▶ Goal: Scan the following material for the string "joué" and copy each line in which it appears.

%%

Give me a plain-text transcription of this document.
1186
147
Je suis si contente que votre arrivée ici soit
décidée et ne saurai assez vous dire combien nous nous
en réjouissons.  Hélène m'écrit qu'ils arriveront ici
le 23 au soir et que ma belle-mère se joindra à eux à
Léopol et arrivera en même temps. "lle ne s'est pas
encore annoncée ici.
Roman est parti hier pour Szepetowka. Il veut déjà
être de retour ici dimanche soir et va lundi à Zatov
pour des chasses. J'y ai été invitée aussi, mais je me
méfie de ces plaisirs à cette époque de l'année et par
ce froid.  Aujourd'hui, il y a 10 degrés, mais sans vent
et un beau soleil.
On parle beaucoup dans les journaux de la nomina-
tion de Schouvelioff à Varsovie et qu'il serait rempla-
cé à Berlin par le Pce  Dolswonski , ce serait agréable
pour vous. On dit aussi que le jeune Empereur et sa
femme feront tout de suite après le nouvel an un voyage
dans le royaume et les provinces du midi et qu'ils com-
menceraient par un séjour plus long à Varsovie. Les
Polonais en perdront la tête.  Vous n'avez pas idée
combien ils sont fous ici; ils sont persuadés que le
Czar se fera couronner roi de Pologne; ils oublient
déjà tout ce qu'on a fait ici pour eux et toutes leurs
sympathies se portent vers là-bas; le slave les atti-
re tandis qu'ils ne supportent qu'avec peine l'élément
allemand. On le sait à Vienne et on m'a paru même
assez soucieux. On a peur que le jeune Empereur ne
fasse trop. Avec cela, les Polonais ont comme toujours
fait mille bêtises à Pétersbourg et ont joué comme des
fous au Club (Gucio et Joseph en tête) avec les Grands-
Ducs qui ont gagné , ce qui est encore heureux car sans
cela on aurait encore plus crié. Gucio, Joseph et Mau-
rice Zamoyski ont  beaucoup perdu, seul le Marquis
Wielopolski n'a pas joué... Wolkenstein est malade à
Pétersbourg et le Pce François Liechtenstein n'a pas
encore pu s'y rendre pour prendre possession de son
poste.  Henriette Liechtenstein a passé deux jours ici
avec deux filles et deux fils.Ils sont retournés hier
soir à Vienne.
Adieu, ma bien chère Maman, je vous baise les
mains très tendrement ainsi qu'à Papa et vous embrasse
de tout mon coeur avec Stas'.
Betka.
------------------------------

%%

▶ Solution:
fait mille bêtises à Pétersbourg et ont joué comme des
Wielopolski n'a pas joué... Wolkenstein est malade à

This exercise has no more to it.